%%

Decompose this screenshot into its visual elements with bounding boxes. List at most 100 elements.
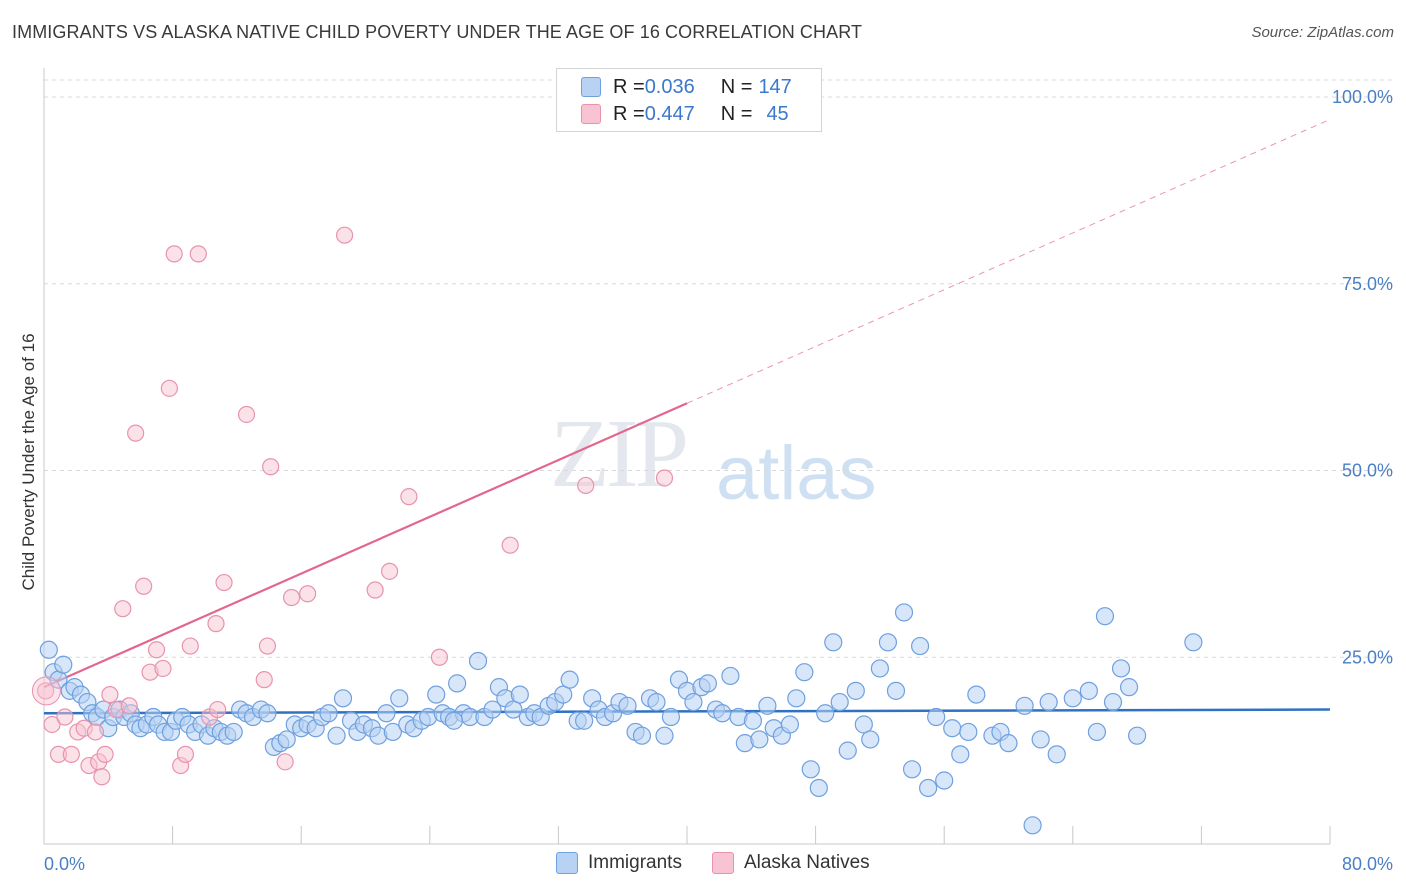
- immigrants-swatch: [581, 77, 601, 97]
- immigrants-point: [1079, 681, 1098, 700]
- immigrants-point: [224, 722, 243, 742]
- alaska-natives-point: [366, 581, 384, 599]
- axes: [43, 68, 1331, 845]
- immigrants-point: [801, 760, 820, 779]
- alaska-natives-point: [43, 715, 61, 734]
- legend-row-alaska-natives: R = 0.447 N = 45: [581, 101, 789, 127]
- immigrants-point: [390, 689, 409, 708]
- legend-item-alaska-natives[interactable]: Alaska Natives: [711, 852, 870, 874]
- immigrants-point: [927, 707, 946, 727]
- alaska-natives-point: [577, 476, 595, 495]
- alaska-natives-point: [96, 745, 114, 763]
- alaska-natives-point: [655, 469, 674, 487]
- immigrants-point: [750, 730, 769, 749]
- alaska-natives-point: [31, 676, 61, 706]
- immigrants-point: [1095, 607, 1115, 626]
- legend-label: Immigrants: [588, 852, 682, 873]
- alaska-natives-point: [189, 245, 207, 263]
- immigrants-point: [1184, 633, 1203, 652]
- immigrants-point: [655, 726, 674, 745]
- immigrants-point: [1111, 659, 1131, 678]
- immigrants-point: [830, 692, 849, 712]
- immigrants-point: [575, 711, 594, 730]
- immigrants-point: [560, 670, 579, 689]
- immigrants-point: [758, 696, 777, 715]
- immigrants-point: [902, 760, 922, 779]
- correlation-legend: R = 0.036 N = 147 R = 0.447 N = 45: [556, 68, 822, 132]
- immigrants-point: [846, 681, 865, 700]
- immigrants-point: [1103, 692, 1123, 712]
- immigrants-point: [816, 704, 835, 723]
- immigrants-point: [1031, 730, 1050, 749]
- immigrants-point: [824, 633, 843, 652]
- alaska-natives-point: [262, 458, 280, 476]
- immigrants-point: [333, 689, 353, 708]
- immigrants-point: [861, 730, 880, 749]
- alaska-natives-point: [114, 600, 132, 618]
- legend-item-immigrants[interactable]: Immigrants: [556, 852, 682, 874]
- immigrants-point: [647, 692, 666, 712]
- alaska-natives-point: [37, 682, 55, 700]
- immigrants-point: [684, 692, 703, 712]
- alaska-natives-swatch: [711, 852, 734, 874]
- immigrants-point: [1023, 816, 1042, 835]
- alaska-natives-point: [299, 585, 317, 603]
- x-tick-label: 0.0%: [44, 854, 85, 874]
- immigrants-point: [1047, 745, 1066, 764]
- alaska-natives-point: [181, 637, 199, 655]
- immigrants-point: [999, 734, 1018, 753]
- alaska-natives-point: [176, 745, 195, 763]
- immigrants-point: [1063, 689, 1082, 708]
- alaska-natives-point: [400, 488, 418, 506]
- x-tick-label: 80.0%: [1342, 854, 1393, 874]
- alaska-natives-point: [160, 379, 178, 397]
- alaska-natives-point: [430, 648, 449, 666]
- immigrants-point: [967, 685, 986, 704]
- alaska-natives-trend-extension: [686, 118, 1331, 404]
- legend-label: Alaska Natives: [743, 852, 870, 873]
- immigrants-point: [510, 685, 529, 704]
- alaska-natives-point: [165, 245, 183, 263]
- immigrants-point: [504, 700, 523, 719]
- immigrants-point: [554, 685, 573, 704]
- alaska-natives-point: [154, 659, 172, 678]
- immigrants-point: [894, 603, 914, 622]
- immigrants-point: [319, 704, 338, 723]
- immigrants-point: [383, 722, 402, 742]
- immigrants-point: [327, 726, 346, 745]
- immigrants-point: [632, 726, 652, 745]
- n-value: 147: [758, 75, 792, 98]
- immigrants-point: [277, 730, 296, 749]
- immigrants-point: [787, 689, 806, 708]
- chart-title: IMMIGRANTS VS ALASKA NATIVE CHILD POVERT…: [12, 22, 863, 42]
- immigrants-swatch: [556, 852, 578, 874]
- alaska-natives-point: [282, 588, 301, 607]
- alaska-natives-point: [147, 641, 166, 659]
- y-tick-label: 25.0%: [1342, 647, 1393, 667]
- alaska-natives-point: [62, 745, 80, 763]
- immigrants-point: [1119, 678, 1139, 697]
- immigrants-point: [919, 778, 938, 798]
- alaska-natives-point: [56, 708, 74, 726]
- immigrants-point: [427, 685, 446, 704]
- immigrants-points: [39, 603, 1203, 835]
- immigrants-point: [1087, 722, 1107, 742]
- series-legend: Immigrants Alaska Natives: [556, 852, 900, 874]
- alaska-natives-point: [215, 573, 233, 592]
- immigrants-point: [743, 711, 763, 730]
- immigrants-point: [809, 778, 828, 798]
- immigrants-point: [878, 633, 898, 652]
- immigrants-point: [780, 715, 799, 734]
- immigrants-point: [698, 674, 717, 693]
- alaska-natives-point: [258, 637, 277, 655]
- legend-row-immigrants: R = 0.036 N = 147: [581, 74, 792, 100]
- alaska-natives-point: [86, 723, 105, 741]
- immigrants-point: [935, 771, 954, 790]
- immigrants-point: [444, 711, 464, 730]
- alaska-natives-points: [31, 226, 674, 786]
- immigrants-point: [721, 666, 740, 686]
- immigrants-point: [943, 719, 962, 738]
- alaska-natives-point: [207, 615, 225, 633]
- immigrants-point: [377, 704, 396, 723]
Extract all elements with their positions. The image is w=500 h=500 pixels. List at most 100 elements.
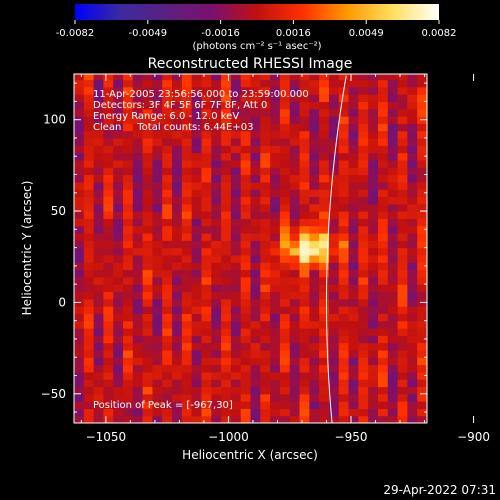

%%

### DESCRIPTION OF THE TASK
Can you duplicate the lines above, starting with the line that contains "- immigrants-swatch: [581, 77, 601, 97]" and continuing through the line that contains "- immigrants-point: [390, 689, 409, 708]"?

### FINISHED TASK
- immigrants-swatch: [581, 77, 601, 97]
- immigrants-point: [1079, 681, 1098, 700]
- immigrants-point: [224, 722, 243, 742]
- alaska-natives-point: [366, 581, 384, 599]
- axes: [43, 68, 1331, 845]
- immigrants-point: [801, 760, 820, 779]
- alaska-natives-point: [43, 715, 61, 734]
- legend-row-alaska-natives: R = 0.447 N = 45: [581, 101, 789, 127]
- immigrants-point: [390, 689, 409, 708]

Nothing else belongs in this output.